▶ [Task statement]
In the lines below, how many hold the word "JSON"? Answer only with the number.

▶ [Dataset entries]
- - -

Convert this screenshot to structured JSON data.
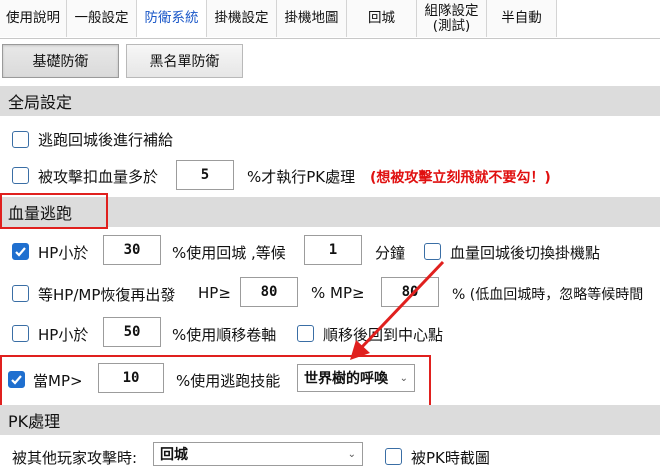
{
  "tabs": [
    {
      "label": "使用說明"
    },
    {
      "label": "一般設定"
    },
    {
      "label": "防衛系統"
    },
    {
      "label": "掛機設定"
    },
    {
      "label": "掛機地圖"
    },
    {
      "label": "回城"
    },
    {
      "label_line1": "組隊設定",
      "label_line2": "(測試)"
    },
    {
      "label": "半自動"
    }
  ],
  "subtabs": {
    "basic": "基礎防衛",
    "blacklist": "黑名單防衛"
  },
  "global": {
    "title": "全局設定",
    "opt1": "逃跑回城後進行補給",
    "opt2_prefix": "被攻擊扣血量多於",
    "opt2_value": "5",
    "opt2_suffix": "%才執行PK處理",
    "opt2_note": "(想被攻擊立刻飛就不要勾！)"
  },
  "escape": {
    "title": "血量逃跑",
    "row1_label": "HP小於",
    "row1_value": "30",
    "row1_mid": "%使用回城 ,等候",
    "row1_wait": "1",
    "row1_unit": "分鐘",
    "row1_extra": "血量回城後切換掛機點",
    "row2_label": "等HP/MP恢復再出發",
    "row2_hp": "HP≥",
    "row2_hp_value": "80",
    "row2_mp": "%  MP≥",
    "row2_mp_value": "80",
    "row2_suffix": "% (低血回城時，忽略等候時間",
    "row3_label": "HP小於",
    "row3_value": "50",
    "row3_mid": "%使用順移卷軸",
    "row3_extra": "順移後回到中心點",
    "row4_label": "當MP>",
    "row4_value": "10",
    "row4_mid": "%使用逃跑技能",
    "row4_skill": "世界樹的呼喚"
  },
  "pk": {
    "title": "PK處理",
    "attacked_label": "被其他玩家攻擊時:",
    "attacked_action": "回城",
    "screenshot_label": "被PK時截圖"
  },
  "colors": {
    "accent": "#1f6fcf",
    "annotation": "#e0201e"
  }
}
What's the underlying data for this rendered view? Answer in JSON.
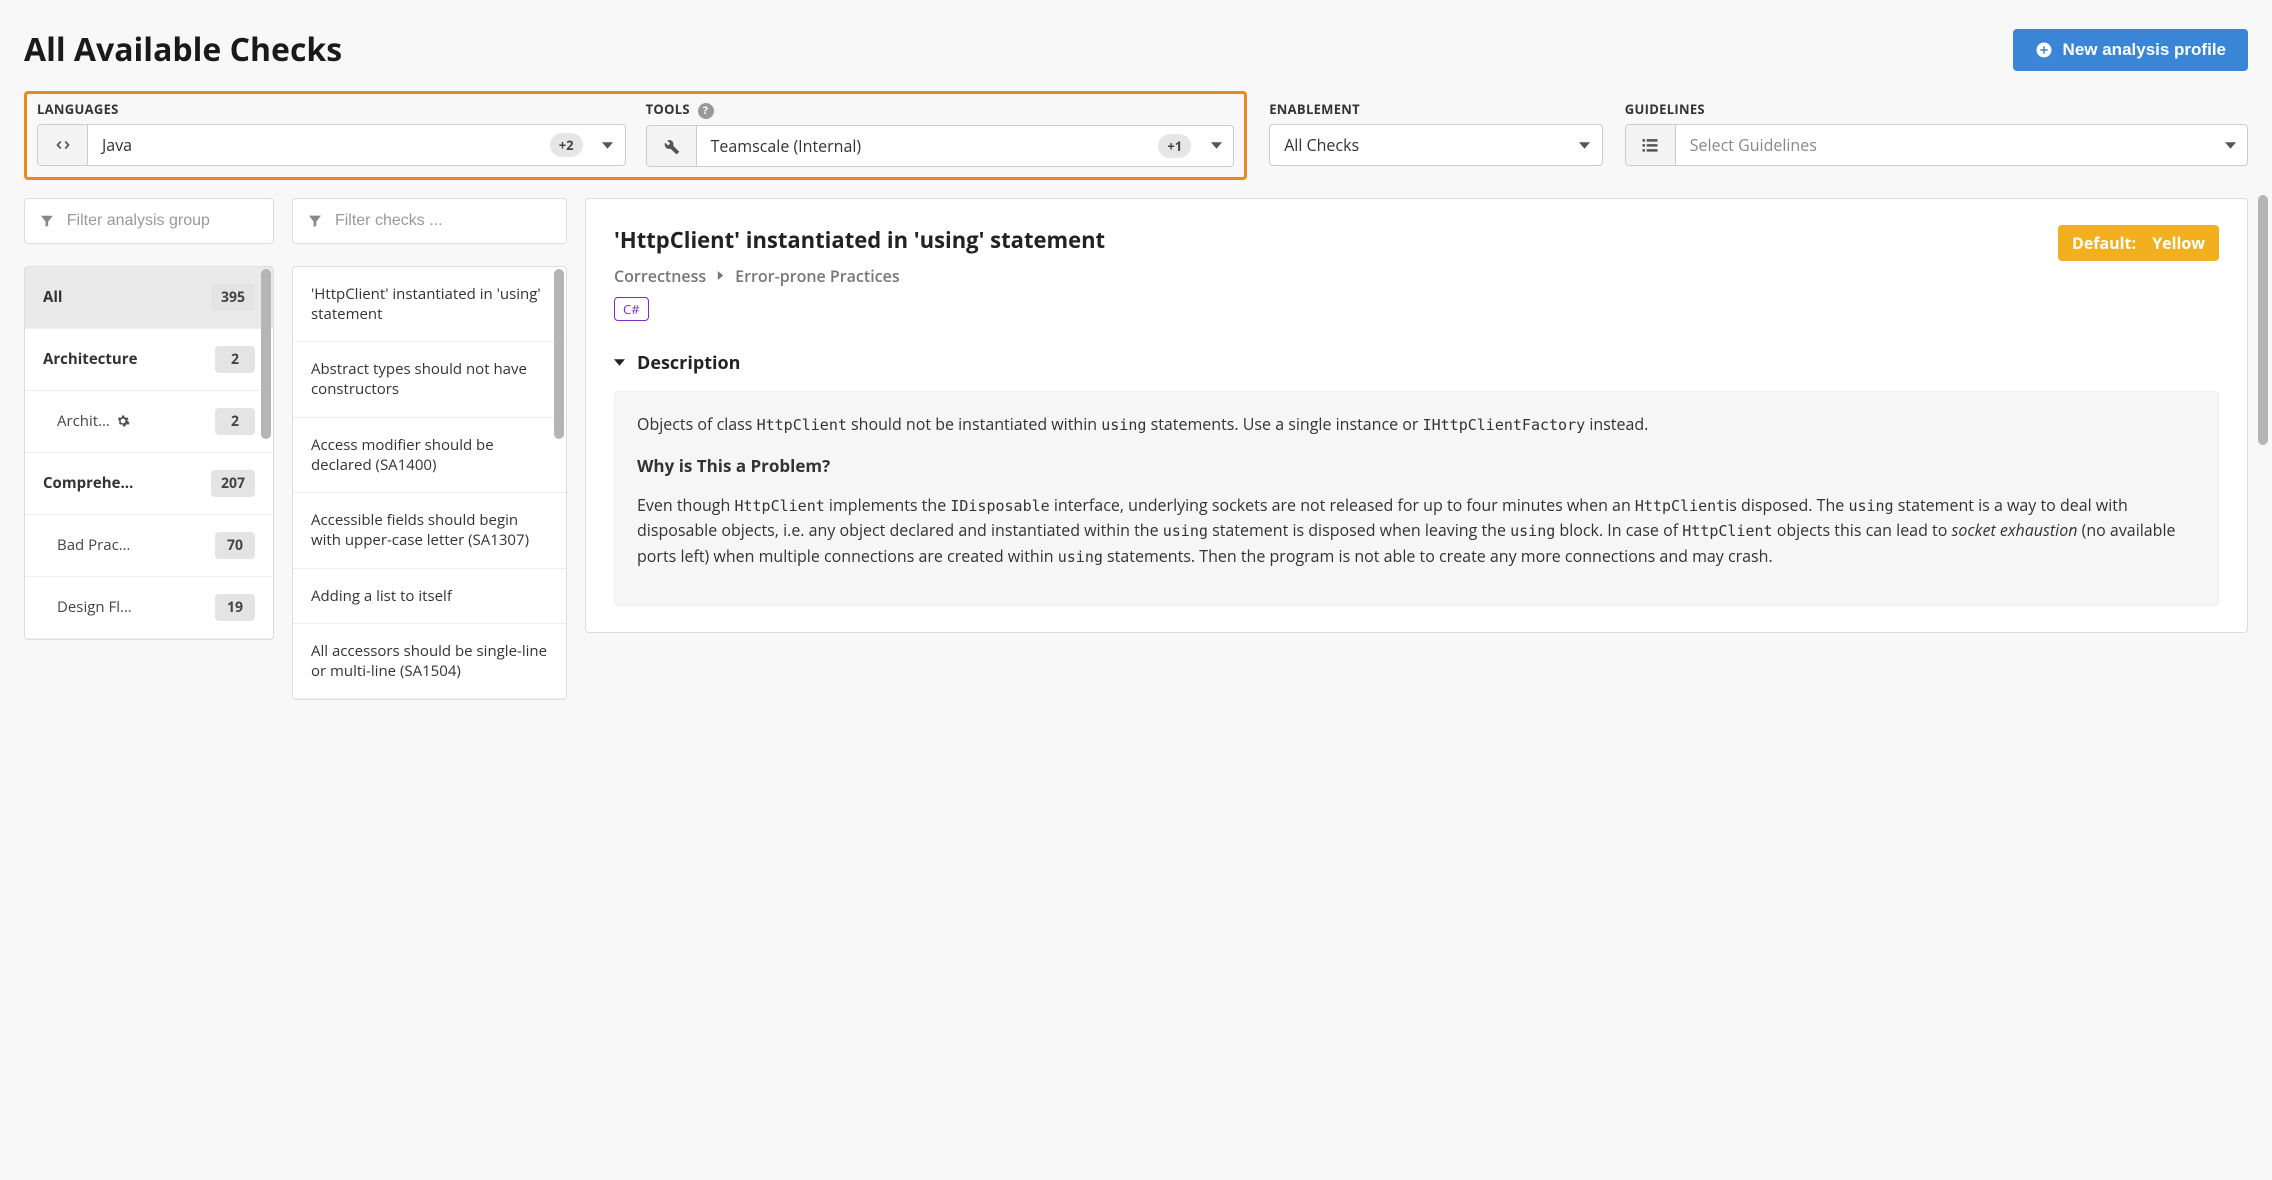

- - -

▶ [Exercise result]
2